Without including any pictures, write out all the entries exactly.

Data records
═══
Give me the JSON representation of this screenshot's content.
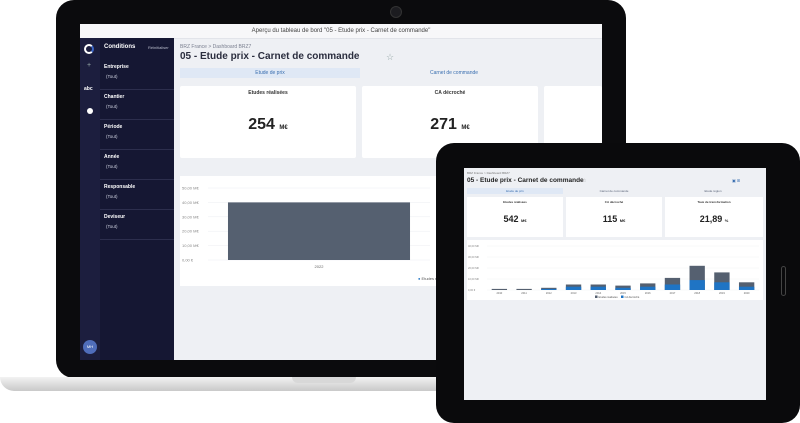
{
  "laptop": {
    "window_title": "Aperçu du tableau de bord \"05 - Etude prix - Carnet de commande\"",
    "sidebar": {
      "conditions_title": "Conditions",
      "reset_label": "Réinitialiser",
      "abc_label": "abc",
      "avatar_label": "MH",
      "filters": [
        {
          "label": "Entreprise",
          "value": "(Tout)"
        },
        {
          "label": "Chantier",
          "value": "(Tout)"
        },
        {
          "label": "Période",
          "value": "(Tout)"
        },
        {
          "label": "Année",
          "value": "(Tout)"
        },
        {
          "label": "Responsable",
          "value": "(Tout)"
        },
        {
          "label": "Deviseur",
          "value": "(Tout)"
        }
      ]
    },
    "breadcrumb": "BRZ France  >  Dashboard BRZ7",
    "title": "05 - Etude prix - Carnet de commande",
    "tabs": [
      "Etude de prix",
      "Carnet de commande"
    ],
    "kpis": [
      {
        "title": "Etudes réalisées",
        "value": "254",
        "unit": "M€"
      },
      {
        "title": "CA décroché",
        "value": "271",
        "unit": "M€"
      }
    ],
    "chart_data": {
      "type": "bar",
      "categories": [
        "2022"
      ],
      "series": [
        {
          "name": "Etudes r...",
          "values": [
            40
          ]
        }
      ],
      "yticks": [
        "50,00 M€",
        "40,00 M€",
        "30,00 M€",
        "20,00 M€",
        "10,00 M€",
        "0,00 €"
      ],
      "ylim": [
        0,
        50
      ],
      "legend_position": "bottom-right",
      "bar_color": "#556070"
    }
  },
  "tablet": {
    "breadcrumb": "BRZ France  >  Dashboard BRZ7",
    "title": "05 - Etude prix - Carnet de commande",
    "tabs": [
      "Etude de prix",
      "Carnet de commande",
      "Etude région"
    ],
    "kpis": [
      {
        "title": "Etudes réalisées",
        "value": "542",
        "unit": "M€"
      },
      {
        "title": "CA décroché",
        "value": "115",
        "unit": "M€"
      },
      {
        "title": "Taux de transformation",
        "value": "21,89",
        "unit": "%"
      }
    ],
    "chart_data": {
      "type": "bar",
      "categories": [
        "2010",
        "2011",
        "2012",
        "2013",
        "2014",
        "2015",
        "2016",
        "2017",
        "2018",
        "2019",
        "2020"
      ],
      "series": [
        {
          "name": "Etudes réalisées",
          "values": [
            1,
            1,
            2,
            5,
            5,
            4,
            6,
            11,
            22,
            16,
            7
          ]
        },
        {
          "name": "CA décroché",
          "values": [
            0,
            0,
            1,
            3,
            3,
            2,
            3,
            5,
            9,
            7,
            3
          ]
        }
      ],
      "yticks": [
        "40,00 M€",
        "30,00 M€",
        "20,00 M€",
        "10,00 M€",
        "0,00 €"
      ],
      "ylim": [
        0,
        40
      ],
      "legend_position": "bottom",
      "colors": [
        "#556070",
        "#1f74c4"
      ]
    }
  }
}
═══
## RESPONSE BELOW
Give me the JSON representation of this screenshot's content.
{
  "laptop": {
    "window_title": "Aperçu du tableau de bord \"05 - Etude prix - Carnet de commande\"",
    "sidebar": {
      "conditions_title": "Conditions",
      "reset_label": "Réinitialiser",
      "abc_label": "abc",
      "avatar_label": "MH",
      "filters": [
        {
          "label": "Entreprise",
          "value": "(Tout)"
        },
        {
          "label": "Chantier",
          "value": "(Tout)"
        },
        {
          "label": "Période",
          "value": "(Tout)"
        },
        {
          "label": "Année",
          "value": "(Tout)"
        },
        {
          "label": "Responsable",
          "value": "(Tout)"
        },
        {
          "label": "Deviseur",
          "value": "(Tout)"
        }
      ]
    },
    "breadcrumb": "BRZ France  >  Dashboard BRZ7",
    "title": "05 - Etude prix - Carnet de commande",
    "tabs": [
      "Etude de prix",
      "Carnet de commande"
    ],
    "kpis": [
      {
        "title": "Etudes réalisées",
        "value": "254",
        "unit": "M€"
      },
      {
        "title": "CA décroché",
        "value": "271",
        "unit": "M€"
      }
    ],
    "chart_data": {
      "type": "bar",
      "categories": [
        "2022"
      ],
      "series": [
        {
          "name": "Etudes r...",
          "values": [
            40
          ]
        }
      ],
      "yticks": [
        "50,00 M€",
        "40,00 M€",
        "30,00 M€",
        "20,00 M€",
        "10,00 M€",
        "0,00 €"
      ],
      "ylim": [
        0,
        50
      ],
      "legend_position": "bottom-right",
      "bar_color": "#556070"
    }
  },
  "tablet": {
    "breadcrumb": "BRZ France  >  Dashboard BRZ7",
    "title": "05 - Etude prix - Carnet de commande",
    "tabs": [
      "Etude de prix",
      "Carnet de commande",
      "Etude région"
    ],
    "kpis": [
      {
        "title": "Etudes réalisées",
        "value": "542",
        "unit": "M€"
      },
      {
        "title": "CA décroché",
        "value": "115",
        "unit": "M€"
      },
      {
        "title": "Taux de transformation",
        "value": "21,89",
        "unit": "%"
      }
    ],
    "chart_data": {
      "type": "bar",
      "categories": [
        "2010",
        "2011",
        "2012",
        "2013",
        "2014",
        "2015",
        "2016",
        "2017",
        "2018",
        "2019",
        "2020"
      ],
      "series": [
        {
          "name": "Etudes réalisées",
          "values": [
            1,
            1,
            2,
            5,
            5,
            4,
            6,
            11,
            22,
            16,
            7
          ]
        },
        {
          "name": "CA décroché",
          "values": [
            0,
            0,
            1,
            3,
            3,
            2,
            3,
            5,
            9,
            7,
            3
          ]
        }
      ],
      "yticks": [
        "40,00 M€",
        "30,00 M€",
        "20,00 M€",
        "10,00 M€",
        "0,00 €"
      ],
      "ylim": [
        0,
        40
      ],
      "legend_position": "bottom",
      "colors": [
        "#556070",
        "#1f74c4"
      ]
    }
  }
}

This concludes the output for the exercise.